-- START --

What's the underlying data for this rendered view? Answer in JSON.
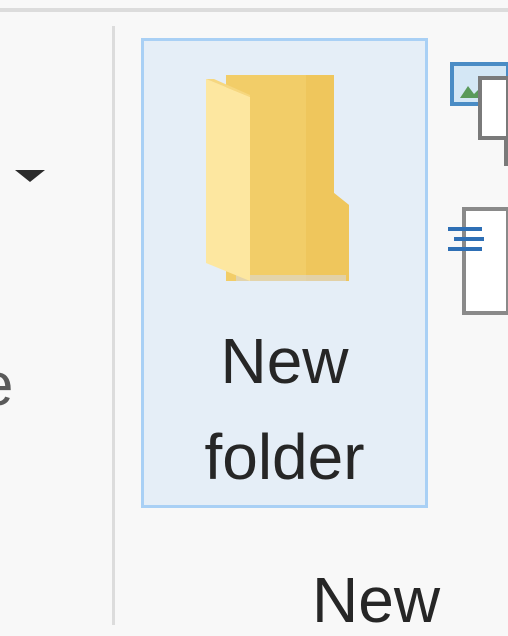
{
  "ribbon": {
    "left_group": {
      "dropdown_icon": "chevron-down-icon",
      "cut_off_label": "e"
    },
    "new_group": {
      "new_folder_button": {
        "icon": "folder-icon",
        "label_line1": "New",
        "label_line2": "folder",
        "selected": true
      },
      "new_item_icon": "new-item-icon",
      "easy_access_icon": "easy-access-icon",
      "group_label": "New"
    }
  },
  "colors": {
    "ribbon_background": "#f8f8f8",
    "button_hover_fill": "#e5eef7",
    "button_hover_border": "#a9d0f5",
    "folder_yellow": "#f3cd67",
    "text": "#262626"
  }
}
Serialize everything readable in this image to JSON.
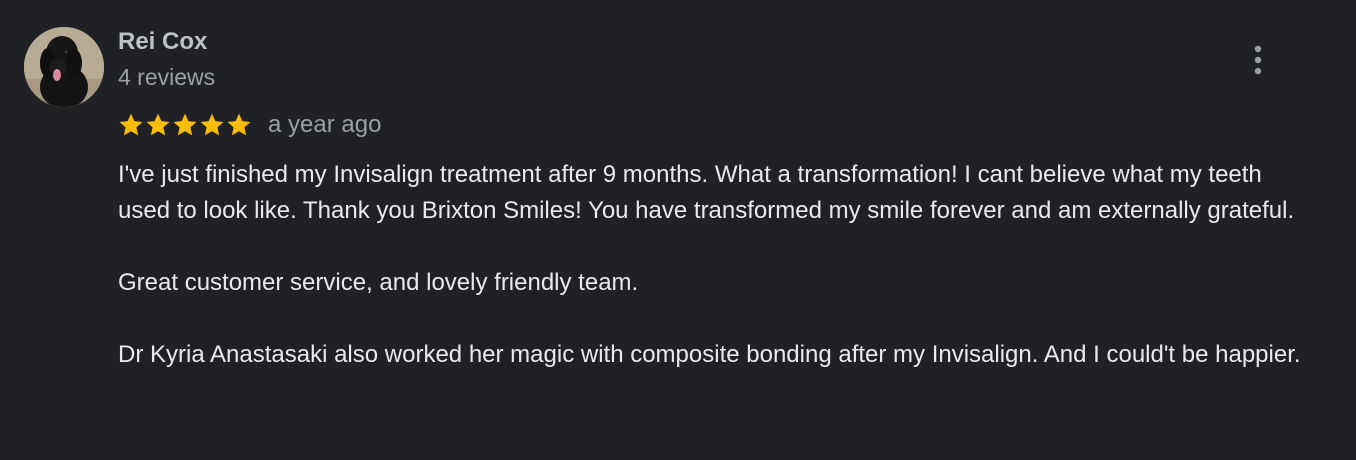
{
  "review": {
    "reviewer_name": "Rei Cox",
    "review_count": "4 reviews",
    "rating": 5,
    "rating_max": 5,
    "date": "a year ago",
    "paragraphs": [
      "I've just finished my Invisalign treatment after 9 months. What a transformation! I cant believe what my teeth used to look like. Thank you Brixton Smiles! You have transformed my smile forever and am externally grateful.",
      "Great customer service, and lovely friendly team.",
      "Dr Kyria Anastasaki also worked her magic with composite bonding after my Invisalign. And I could't be happier."
    ],
    "menu_icon": "more-vert-icon",
    "star_icon": "star-icon"
  },
  "colors": {
    "background": "#202124",
    "star": "#fbbc04",
    "name": "#bdc1c6",
    "secondary": "#9aa0a6",
    "text": "#e8eaed"
  }
}
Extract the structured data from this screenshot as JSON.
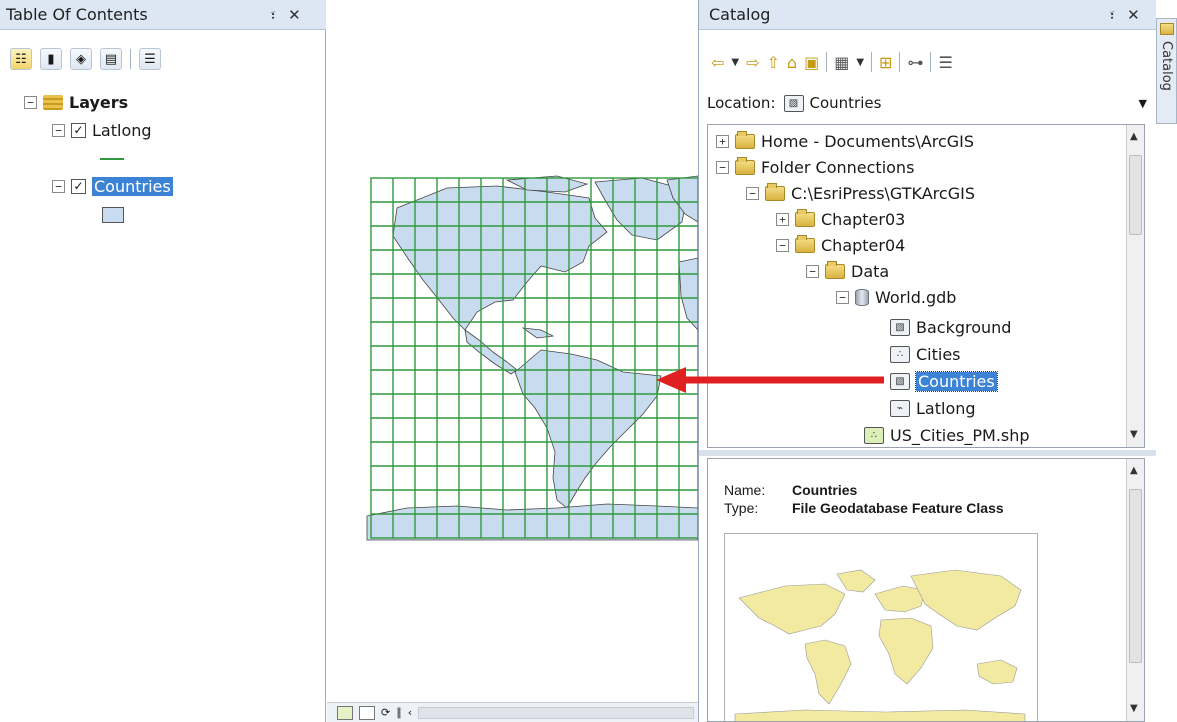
{
  "toc": {
    "title": "Table Of Contents",
    "pin_glyph": "፣",
    "close_glyph": "✕",
    "toolbar_icons": [
      "list-by-drawing-order-icon",
      "list-by-source-icon",
      "list-by-visibility-icon",
      "list-by-selection-icon",
      "options-icon"
    ],
    "layers_label": "Layers",
    "items": [
      {
        "label": "Latlong",
        "checked": "✓"
      },
      {
        "label": "Countries",
        "checked": "✓"
      }
    ]
  },
  "map": {
    "land_color": "#c9dcef",
    "grid_color": "#2e9a3c",
    "bottom_icons": [
      "data-view-icon",
      "layout-view-icon",
      "refresh-icon",
      "pause-icon",
      "scroll-left-icon"
    ]
  },
  "catalog": {
    "title": "Catalog",
    "pin_glyph": "፣",
    "close_glyph": "✕",
    "side_tab_label": "Catalog",
    "location_label": "Location:",
    "location_value": "Countries",
    "toolbar_icons": [
      "back-icon",
      "back-dropdown-icon",
      "forward-icon",
      "up-one-level-icon",
      "home-folder-icon",
      "connect-folder-icon",
      "view-options-icon",
      "view-dropdown-icon",
      "new-item-icon",
      "show-tree-icon",
      "options-icon"
    ],
    "tree": [
      {
        "label": "Home - Documents\\ArcGIS",
        "expander": "+"
      },
      {
        "label": "Folder Connections",
        "expander": "−"
      },
      {
        "label": "C:\\EsriPress\\GTKArcGIS",
        "expander": "−"
      },
      {
        "label": "Chapter03",
        "expander": "+"
      },
      {
        "label": "Chapter04",
        "expander": "−"
      },
      {
        "label": "Data",
        "expander": "−"
      },
      {
        "label": "World.gdb",
        "expander": "−"
      },
      {
        "label": "Background",
        "expander": ""
      },
      {
        "label": "Cities",
        "expander": ""
      },
      {
        "label": "Countries",
        "expander": ""
      },
      {
        "label": "Latlong",
        "expander": ""
      },
      {
        "label": "US_Cities_PM.shp",
        "expander": ""
      }
    ],
    "preview": {
      "name_label": "Name:",
      "name_value": "Countries",
      "type_label": "Type:",
      "type_value": "File Geodatabase Feature Class"
    }
  },
  "annotation": {
    "arrow_color": "#e02020"
  }
}
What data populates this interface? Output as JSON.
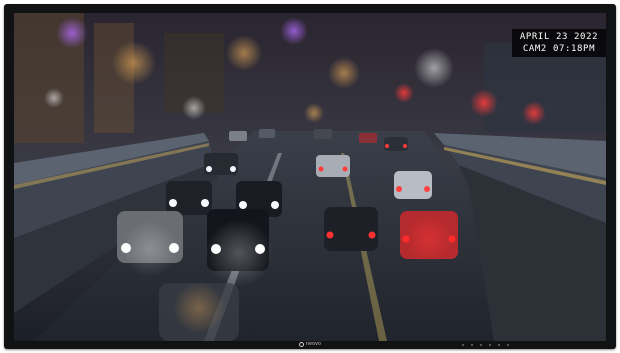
{
  "overlay": {
    "date": "APRIL 23 2022",
    "camera_time": "CAM2  07:18PM"
  },
  "bezel": {
    "brand": "neovo",
    "button_count": 6
  },
  "colors": {
    "bezel": "#111214",
    "overlay_background": "#000000",
    "overlay_text": "#ffffff"
  }
}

-- END --

Direction:
Identify every line above that includes the word "Invisalign", and show those lines.

Worked solution:
      "I've just finished my Invisalign treatment after 9 months. What a transformation! I cant believe what my teeth used to look like. Thank you Brixton Smiles! You have transformed my smile forever and am externally grateful.",
      "Dr Kyria Anastasaki also worked her magic with composite bonding after my Invisalign. And I could't be happier."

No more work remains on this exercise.